> Your task
Your answer should be one number: how many lines of the data include the string "this"?

━━━━

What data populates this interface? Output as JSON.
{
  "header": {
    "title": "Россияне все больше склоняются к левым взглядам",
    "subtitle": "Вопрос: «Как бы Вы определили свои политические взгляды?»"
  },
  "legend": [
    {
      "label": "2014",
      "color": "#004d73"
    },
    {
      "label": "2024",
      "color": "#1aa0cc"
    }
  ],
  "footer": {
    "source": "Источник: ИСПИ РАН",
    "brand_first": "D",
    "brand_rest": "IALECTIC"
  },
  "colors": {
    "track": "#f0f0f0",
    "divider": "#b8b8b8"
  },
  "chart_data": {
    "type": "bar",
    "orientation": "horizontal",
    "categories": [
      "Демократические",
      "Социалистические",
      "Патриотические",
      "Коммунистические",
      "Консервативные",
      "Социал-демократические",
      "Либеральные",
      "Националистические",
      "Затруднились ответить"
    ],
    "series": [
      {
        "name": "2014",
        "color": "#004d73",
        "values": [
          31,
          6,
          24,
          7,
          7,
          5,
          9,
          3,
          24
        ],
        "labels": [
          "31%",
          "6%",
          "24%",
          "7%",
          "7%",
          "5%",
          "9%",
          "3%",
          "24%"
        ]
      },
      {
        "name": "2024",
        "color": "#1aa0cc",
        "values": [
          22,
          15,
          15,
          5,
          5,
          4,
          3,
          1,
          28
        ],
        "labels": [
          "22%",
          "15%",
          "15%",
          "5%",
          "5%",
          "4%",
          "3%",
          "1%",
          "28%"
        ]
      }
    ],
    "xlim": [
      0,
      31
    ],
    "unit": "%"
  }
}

━━━━

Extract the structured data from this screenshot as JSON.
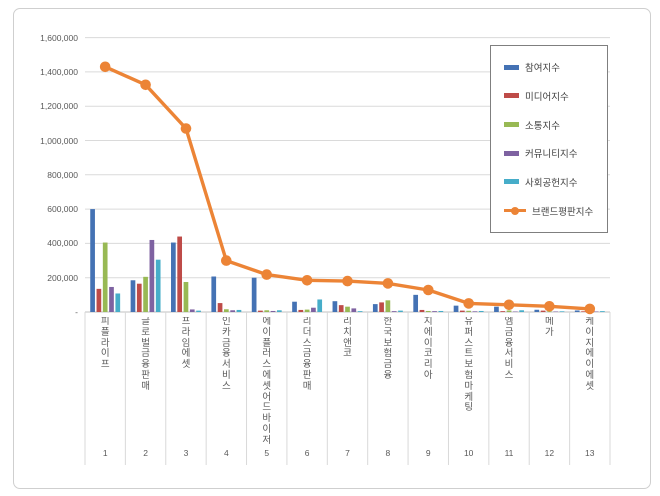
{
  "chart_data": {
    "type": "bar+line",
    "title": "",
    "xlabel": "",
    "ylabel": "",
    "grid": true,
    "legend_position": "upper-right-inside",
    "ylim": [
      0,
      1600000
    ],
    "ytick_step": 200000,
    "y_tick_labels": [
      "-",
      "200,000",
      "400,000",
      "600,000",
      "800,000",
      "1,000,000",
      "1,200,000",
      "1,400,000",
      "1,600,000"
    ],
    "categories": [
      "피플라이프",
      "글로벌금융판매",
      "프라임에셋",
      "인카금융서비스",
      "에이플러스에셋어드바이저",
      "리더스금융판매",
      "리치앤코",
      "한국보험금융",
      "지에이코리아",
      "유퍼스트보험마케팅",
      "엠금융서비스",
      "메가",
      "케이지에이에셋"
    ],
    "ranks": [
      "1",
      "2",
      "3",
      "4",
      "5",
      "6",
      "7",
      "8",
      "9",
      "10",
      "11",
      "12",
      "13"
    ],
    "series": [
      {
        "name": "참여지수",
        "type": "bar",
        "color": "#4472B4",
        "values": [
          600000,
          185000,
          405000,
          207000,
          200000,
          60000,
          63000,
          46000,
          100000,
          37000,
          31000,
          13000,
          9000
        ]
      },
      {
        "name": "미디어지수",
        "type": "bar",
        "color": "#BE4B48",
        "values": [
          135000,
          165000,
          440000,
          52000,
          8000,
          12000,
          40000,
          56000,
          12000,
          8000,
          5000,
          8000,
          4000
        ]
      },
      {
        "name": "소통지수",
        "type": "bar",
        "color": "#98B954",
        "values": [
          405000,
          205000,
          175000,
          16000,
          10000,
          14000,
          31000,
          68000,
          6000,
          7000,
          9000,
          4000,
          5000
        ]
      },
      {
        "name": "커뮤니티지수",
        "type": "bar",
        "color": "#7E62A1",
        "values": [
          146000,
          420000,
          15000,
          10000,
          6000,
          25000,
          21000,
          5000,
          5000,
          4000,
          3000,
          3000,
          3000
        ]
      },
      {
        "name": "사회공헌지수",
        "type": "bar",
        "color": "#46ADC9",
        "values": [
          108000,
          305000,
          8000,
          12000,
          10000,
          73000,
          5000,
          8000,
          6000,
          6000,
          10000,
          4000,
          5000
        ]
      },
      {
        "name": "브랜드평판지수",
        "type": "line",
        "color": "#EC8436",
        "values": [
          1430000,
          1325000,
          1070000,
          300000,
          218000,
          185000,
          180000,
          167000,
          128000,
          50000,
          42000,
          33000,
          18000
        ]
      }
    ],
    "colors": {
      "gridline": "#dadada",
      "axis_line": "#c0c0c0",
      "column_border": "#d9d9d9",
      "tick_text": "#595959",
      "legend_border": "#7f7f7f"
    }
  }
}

━━━━

> Exercise output
2